Every line that includes the word "substance" is to be listed.

- **Extracted records**
========

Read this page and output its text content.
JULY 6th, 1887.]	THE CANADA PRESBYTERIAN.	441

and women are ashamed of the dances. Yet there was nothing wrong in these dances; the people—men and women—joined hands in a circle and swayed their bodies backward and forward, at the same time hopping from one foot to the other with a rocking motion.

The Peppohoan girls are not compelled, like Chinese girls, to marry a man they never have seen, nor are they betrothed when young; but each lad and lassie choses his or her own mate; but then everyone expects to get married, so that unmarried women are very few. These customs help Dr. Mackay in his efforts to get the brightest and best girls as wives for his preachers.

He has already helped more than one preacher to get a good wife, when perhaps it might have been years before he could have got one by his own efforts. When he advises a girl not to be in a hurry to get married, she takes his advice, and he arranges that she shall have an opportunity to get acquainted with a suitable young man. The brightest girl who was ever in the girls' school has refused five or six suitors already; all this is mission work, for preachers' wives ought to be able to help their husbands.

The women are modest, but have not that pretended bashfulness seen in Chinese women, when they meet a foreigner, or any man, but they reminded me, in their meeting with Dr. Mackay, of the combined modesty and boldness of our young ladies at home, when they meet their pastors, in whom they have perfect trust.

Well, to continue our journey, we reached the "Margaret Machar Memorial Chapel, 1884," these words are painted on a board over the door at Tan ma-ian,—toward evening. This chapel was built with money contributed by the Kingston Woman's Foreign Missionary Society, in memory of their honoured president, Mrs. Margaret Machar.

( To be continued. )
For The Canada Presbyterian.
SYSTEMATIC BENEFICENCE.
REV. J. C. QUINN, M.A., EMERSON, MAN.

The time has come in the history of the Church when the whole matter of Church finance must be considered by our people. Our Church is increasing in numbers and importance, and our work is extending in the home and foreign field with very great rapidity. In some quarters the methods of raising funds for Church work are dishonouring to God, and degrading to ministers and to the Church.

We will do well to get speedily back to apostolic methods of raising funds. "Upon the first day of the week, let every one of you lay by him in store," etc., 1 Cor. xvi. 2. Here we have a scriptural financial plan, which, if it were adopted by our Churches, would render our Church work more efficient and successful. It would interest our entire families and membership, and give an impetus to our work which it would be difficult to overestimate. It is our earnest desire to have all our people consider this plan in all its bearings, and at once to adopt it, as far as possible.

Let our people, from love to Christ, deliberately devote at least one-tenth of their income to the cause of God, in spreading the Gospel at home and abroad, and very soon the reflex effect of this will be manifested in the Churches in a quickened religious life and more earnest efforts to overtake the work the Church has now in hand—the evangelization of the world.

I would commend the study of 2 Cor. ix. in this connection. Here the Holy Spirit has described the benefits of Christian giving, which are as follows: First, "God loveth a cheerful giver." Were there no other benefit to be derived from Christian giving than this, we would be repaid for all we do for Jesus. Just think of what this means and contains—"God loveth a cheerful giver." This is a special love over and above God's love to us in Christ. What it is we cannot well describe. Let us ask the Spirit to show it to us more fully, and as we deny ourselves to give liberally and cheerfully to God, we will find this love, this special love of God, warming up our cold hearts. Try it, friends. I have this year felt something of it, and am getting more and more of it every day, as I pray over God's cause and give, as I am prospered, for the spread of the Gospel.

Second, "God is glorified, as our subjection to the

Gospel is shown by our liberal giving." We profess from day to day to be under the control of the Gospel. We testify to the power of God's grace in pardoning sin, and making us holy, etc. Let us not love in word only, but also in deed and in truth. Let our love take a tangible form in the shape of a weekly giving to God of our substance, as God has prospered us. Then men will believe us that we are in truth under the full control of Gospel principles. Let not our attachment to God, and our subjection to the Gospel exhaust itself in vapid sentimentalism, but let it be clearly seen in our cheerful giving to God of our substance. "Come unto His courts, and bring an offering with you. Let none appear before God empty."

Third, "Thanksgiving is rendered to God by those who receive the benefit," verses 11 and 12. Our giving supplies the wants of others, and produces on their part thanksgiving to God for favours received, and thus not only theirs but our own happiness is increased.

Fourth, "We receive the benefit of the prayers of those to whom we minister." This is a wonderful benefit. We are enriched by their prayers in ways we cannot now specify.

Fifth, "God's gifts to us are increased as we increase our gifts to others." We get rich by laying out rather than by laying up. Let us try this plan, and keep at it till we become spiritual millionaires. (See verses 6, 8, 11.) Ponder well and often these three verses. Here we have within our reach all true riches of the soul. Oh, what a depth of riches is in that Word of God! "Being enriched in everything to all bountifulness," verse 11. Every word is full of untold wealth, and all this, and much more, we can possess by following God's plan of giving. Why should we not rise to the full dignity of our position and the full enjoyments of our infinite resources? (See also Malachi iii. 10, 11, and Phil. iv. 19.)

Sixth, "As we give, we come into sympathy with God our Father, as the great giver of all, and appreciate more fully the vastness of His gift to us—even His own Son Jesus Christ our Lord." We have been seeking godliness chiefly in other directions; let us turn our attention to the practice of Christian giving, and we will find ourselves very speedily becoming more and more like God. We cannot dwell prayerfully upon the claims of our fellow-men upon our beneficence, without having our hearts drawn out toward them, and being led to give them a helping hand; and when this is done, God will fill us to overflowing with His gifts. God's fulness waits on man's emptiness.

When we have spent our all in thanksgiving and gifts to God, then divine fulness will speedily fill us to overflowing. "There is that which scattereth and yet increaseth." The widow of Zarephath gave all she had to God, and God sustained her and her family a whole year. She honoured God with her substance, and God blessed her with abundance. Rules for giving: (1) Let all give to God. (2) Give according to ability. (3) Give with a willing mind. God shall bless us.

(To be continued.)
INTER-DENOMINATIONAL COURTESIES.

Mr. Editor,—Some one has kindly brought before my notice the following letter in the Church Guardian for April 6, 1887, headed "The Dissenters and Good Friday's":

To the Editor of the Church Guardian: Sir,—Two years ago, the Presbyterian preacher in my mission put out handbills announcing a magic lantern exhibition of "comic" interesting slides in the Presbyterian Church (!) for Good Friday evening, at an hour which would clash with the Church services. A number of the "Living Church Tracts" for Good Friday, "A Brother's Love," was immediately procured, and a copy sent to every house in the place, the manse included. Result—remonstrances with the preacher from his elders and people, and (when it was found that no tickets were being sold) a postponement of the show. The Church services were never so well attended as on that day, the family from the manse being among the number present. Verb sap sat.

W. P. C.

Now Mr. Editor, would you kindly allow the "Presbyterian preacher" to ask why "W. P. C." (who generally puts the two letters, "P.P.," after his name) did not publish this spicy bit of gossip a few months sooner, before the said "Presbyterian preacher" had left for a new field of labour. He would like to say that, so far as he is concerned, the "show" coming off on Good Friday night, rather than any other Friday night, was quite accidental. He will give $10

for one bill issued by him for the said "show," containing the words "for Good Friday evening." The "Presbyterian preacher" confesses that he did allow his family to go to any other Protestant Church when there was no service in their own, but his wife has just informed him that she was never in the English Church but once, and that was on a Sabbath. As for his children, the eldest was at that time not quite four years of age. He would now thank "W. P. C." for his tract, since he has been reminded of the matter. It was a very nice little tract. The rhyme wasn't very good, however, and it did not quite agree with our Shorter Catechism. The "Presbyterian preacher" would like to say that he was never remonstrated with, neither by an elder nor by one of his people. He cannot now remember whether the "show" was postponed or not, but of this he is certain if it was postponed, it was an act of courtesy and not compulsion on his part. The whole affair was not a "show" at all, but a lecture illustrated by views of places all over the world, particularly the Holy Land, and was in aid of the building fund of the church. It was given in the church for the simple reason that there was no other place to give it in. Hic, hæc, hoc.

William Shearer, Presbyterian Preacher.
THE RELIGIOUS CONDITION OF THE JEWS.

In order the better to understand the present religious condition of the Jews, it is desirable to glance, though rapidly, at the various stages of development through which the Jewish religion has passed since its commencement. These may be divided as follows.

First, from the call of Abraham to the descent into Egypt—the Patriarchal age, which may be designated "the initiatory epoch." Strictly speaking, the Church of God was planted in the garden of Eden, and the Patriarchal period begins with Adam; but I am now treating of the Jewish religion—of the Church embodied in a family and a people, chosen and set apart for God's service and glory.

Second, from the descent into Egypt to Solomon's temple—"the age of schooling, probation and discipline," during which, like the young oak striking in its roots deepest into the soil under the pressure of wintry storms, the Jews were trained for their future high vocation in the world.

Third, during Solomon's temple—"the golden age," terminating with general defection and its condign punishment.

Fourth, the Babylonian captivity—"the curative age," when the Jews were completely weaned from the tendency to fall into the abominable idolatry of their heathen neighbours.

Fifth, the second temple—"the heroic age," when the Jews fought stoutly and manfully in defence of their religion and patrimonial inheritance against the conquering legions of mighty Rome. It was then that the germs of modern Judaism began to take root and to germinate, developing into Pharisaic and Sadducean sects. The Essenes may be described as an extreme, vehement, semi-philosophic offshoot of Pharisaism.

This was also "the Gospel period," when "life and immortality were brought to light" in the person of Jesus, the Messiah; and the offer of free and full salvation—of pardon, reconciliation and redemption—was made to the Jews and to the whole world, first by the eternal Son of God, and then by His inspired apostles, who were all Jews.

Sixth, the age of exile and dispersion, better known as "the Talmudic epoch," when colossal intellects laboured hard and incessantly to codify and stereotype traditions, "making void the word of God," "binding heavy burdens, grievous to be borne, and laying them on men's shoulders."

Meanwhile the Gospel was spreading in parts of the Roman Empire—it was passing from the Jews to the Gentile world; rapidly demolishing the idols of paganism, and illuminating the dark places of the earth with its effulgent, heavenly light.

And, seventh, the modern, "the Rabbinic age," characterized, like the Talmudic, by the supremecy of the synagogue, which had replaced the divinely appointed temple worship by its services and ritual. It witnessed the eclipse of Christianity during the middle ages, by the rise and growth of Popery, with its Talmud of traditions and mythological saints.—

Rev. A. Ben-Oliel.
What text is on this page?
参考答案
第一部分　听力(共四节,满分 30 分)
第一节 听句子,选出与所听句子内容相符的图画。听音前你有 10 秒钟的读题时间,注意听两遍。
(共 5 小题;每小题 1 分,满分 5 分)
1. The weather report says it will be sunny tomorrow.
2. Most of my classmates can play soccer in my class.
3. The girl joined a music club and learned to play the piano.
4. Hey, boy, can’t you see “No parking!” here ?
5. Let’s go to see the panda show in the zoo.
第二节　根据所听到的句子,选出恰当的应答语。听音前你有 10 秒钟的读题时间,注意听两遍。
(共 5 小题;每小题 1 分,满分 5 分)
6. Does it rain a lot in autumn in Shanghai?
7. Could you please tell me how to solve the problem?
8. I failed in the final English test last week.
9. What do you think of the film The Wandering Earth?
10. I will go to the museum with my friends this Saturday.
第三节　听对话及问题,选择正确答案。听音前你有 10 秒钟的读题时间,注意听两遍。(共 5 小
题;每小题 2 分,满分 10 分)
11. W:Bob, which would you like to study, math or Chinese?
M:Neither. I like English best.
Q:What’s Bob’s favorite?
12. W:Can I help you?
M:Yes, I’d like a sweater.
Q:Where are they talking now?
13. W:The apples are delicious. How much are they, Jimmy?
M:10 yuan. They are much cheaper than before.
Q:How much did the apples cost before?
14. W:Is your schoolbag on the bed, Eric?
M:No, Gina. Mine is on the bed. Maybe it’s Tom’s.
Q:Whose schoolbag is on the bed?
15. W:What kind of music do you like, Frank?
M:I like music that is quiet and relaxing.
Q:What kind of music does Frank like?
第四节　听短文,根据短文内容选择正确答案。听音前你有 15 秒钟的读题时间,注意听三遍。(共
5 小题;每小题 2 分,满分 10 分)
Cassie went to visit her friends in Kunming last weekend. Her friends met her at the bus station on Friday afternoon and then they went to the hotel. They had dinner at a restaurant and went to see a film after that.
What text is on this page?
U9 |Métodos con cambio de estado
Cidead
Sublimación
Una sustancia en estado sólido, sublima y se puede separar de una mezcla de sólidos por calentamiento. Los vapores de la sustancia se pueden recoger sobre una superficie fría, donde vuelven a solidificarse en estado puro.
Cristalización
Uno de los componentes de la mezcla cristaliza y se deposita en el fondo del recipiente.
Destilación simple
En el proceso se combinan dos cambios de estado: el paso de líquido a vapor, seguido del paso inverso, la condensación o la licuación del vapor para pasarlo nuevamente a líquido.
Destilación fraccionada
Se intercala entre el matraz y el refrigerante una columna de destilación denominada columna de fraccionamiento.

========

- **Response**
Gospel is shown by our liberal giving." We profess from day to day to be under the control of the Gospel. We testify to the power of God's grace in pardoning sin, and making us holy, etc. Let us not love in word only, but also in deed and in truth. Let our love take a tangible form in the shape of a weekly giving to God of our substance, as God has prospered us. Then men will believe us that we are in truth under the full control of Gospel principles. Let not our attachment to God, and our subjection to the Gospel exhaust itself in vapid sentimentalism, but let it be clearly seen in our cheerful giving to God of our substance. "Come unto His courts, and bring an offering with you. Let none appear before God empty."
When we have spent our all in thanksgiving and gifts to God, then divine fulness will speedily fill us to overflowing. "There is that which scattereth and yet increaseth." The widow of Zarephath gave all she had to God, and God sustained her and her family a whole year. She honoured God with her substance, and God blessed her with abundance. Rules for giving: (1) Let all give to God. (2) Give according to ability. (3) Give with a willing mind. God shall bless us.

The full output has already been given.